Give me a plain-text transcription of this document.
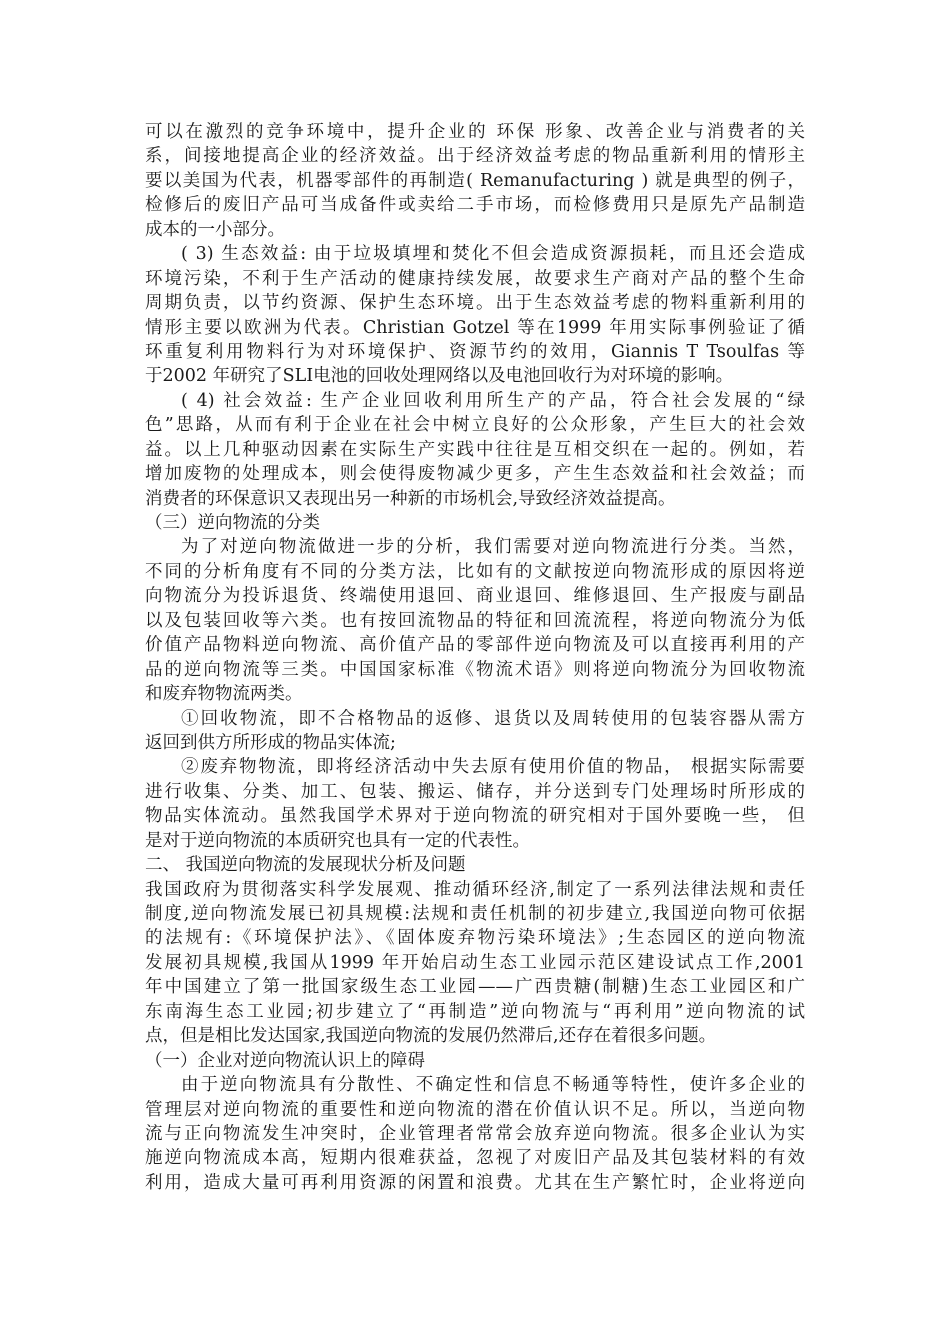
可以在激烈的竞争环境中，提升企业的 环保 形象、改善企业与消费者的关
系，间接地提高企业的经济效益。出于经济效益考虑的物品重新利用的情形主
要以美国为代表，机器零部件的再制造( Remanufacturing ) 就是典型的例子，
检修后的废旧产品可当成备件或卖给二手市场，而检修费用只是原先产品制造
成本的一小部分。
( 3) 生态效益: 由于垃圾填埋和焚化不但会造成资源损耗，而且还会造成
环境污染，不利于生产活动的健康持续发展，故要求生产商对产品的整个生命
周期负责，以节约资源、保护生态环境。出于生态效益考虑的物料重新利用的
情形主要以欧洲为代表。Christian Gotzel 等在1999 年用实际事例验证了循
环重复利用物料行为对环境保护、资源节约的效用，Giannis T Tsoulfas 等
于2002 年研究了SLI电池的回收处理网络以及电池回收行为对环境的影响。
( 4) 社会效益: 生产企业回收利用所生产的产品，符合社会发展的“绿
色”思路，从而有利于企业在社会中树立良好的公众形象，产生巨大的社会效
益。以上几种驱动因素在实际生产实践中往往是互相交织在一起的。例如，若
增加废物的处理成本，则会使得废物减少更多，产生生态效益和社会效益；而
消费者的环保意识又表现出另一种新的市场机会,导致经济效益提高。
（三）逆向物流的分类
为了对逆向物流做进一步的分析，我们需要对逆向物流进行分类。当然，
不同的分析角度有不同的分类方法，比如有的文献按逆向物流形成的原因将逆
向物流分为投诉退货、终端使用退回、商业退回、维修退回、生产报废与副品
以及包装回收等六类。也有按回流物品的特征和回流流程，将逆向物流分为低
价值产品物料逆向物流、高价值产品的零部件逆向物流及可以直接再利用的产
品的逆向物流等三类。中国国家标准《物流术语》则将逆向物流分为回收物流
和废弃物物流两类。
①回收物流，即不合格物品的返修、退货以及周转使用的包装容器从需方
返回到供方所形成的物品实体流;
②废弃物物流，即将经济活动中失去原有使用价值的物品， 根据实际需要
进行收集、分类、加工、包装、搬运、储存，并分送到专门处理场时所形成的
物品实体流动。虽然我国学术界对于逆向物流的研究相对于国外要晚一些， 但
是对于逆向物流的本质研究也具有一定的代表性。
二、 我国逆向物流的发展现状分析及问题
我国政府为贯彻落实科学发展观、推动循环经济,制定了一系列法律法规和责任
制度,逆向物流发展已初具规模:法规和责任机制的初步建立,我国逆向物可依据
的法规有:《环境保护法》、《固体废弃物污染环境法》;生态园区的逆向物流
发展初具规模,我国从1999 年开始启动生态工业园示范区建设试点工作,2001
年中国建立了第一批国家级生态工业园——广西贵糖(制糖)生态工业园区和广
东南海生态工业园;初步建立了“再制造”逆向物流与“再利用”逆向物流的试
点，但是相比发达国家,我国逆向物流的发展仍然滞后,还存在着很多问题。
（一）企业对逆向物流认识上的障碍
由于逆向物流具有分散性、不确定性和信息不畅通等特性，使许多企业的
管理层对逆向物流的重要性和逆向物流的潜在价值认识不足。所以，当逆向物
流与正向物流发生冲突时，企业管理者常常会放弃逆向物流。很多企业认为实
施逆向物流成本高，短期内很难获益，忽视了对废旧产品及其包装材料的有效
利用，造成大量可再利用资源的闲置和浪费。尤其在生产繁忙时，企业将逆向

++++++

### INSTRUCTION
Repeat the listing in full and exactly. Leave any pictures out.

### ANSWER IN FULL
Give me a plain-text transcription of this document.
可以在激烈的竞争环境中，提升企业的 环保 形象、改善企业与消费者的关
系，间接地提高企业的经济效益。出于经济效益考虑的物品重新利用的情形主
要以美国为代表，机器零部件的再制造( Remanufacturing ) 就是典型的例子，
检修后的废旧产品可当成备件或卖给二手市场，而检修费用只是原先产品制造
成本的一小部分。
( 3) 生态效益: 由于垃圾填埋和焚化不但会造成资源损耗，而且还会造成
环境污染，不利于生产活动的健康持续发展，故要求生产商对产品的整个生命
周期负责，以节约资源、保护生态环境。出于生态效益考虑的物料重新利用的
情形主要以欧洲为代表。Christian Gotzel 等在1999 年用实际事例验证了循
环重复利用物料行为对环境保护、资源节约的效用，Giannis T Tsoulfas 等
于2002 年研究了SLI电池的回收处理网络以及电池回收行为对环境的影响。
( 4) 社会效益: 生产企业回收利用所生产的产品，符合社会发展的“绿
色”思路，从而有利于企业在社会中树立良好的公众形象，产生巨大的社会效
益。以上几种驱动因素在实际生产实践中往往是互相交织在一起的。例如，若
增加废物的处理成本，则会使得废物减少更多，产生生态效益和社会效益；而
消费者的环保意识又表现出另一种新的市场机会,导致经济效益提高。
（三）逆向物流的分类
为了对逆向物流做进一步的分析，我们需要对逆向物流进行分类。当然，
不同的分析角度有不同的分类方法，比如有的文献按逆向物流形成的原因将逆
向物流分为投诉退货、终端使用退回、商业退回、维修退回、生产报废与副品
以及包装回收等六类。也有按回流物品的特征和回流流程，将逆向物流分为低
价值产品物料逆向物流、高价值产品的零部件逆向物流及可以直接再利用的产
品的逆向物流等三类。中国国家标准《物流术语》则将逆向物流分为回收物流
和废弃物物流两类。
①回收物流，即不合格物品的返修、退货以及周转使用的包装容器从需方
返回到供方所形成的物品实体流;
②废弃物物流，即将经济活动中失去原有使用价值的物品， 根据实际需要
进行收集、分类、加工、包装、搬运、储存，并分送到专门处理场时所形成的
物品实体流动。虽然我国学术界对于逆向物流的研究相对于国外要晚一些， 但
是对于逆向物流的本质研究也具有一定的代表性。
二、 我国逆向物流的发展现状分析及问题
我国政府为贯彻落实科学发展观、推动循环经济,制定了一系列法律法规和责任
制度,逆向物流发展已初具规模:法规和责任机制的初步建立,我国逆向物可依据
的法规有:《环境保护法》、《固体废弃物污染环境法》;生态园区的逆向物流
发展初具规模,我国从1999 年开始启动生态工业园示范区建设试点工作,2001
年中国建立了第一批国家级生态工业园——广西贵糖(制糖)生态工业园区和广
东南海生态工业园;初步建立了“再制造”逆向物流与“再利用”逆向物流的试
点，但是相比发达国家,我国逆向物流的发展仍然滞后,还存在着很多问题。
（一）企业对逆向物流认识上的障碍
由于逆向物流具有分散性、不确定性和信息不畅通等特性，使许多企业的
管理层对逆向物流的重要性和逆向物流的潜在价值认识不足。所以，当逆向物
流与正向物流发生冲突时，企业管理者常常会放弃逆向物流。很多企业认为实
施逆向物流成本高，短期内很难获益，忽视了对废旧产品及其包装材料的有效
利用，造成大量可再利用资源的闲置和浪费。尤其在生产繁忙时，企业将逆向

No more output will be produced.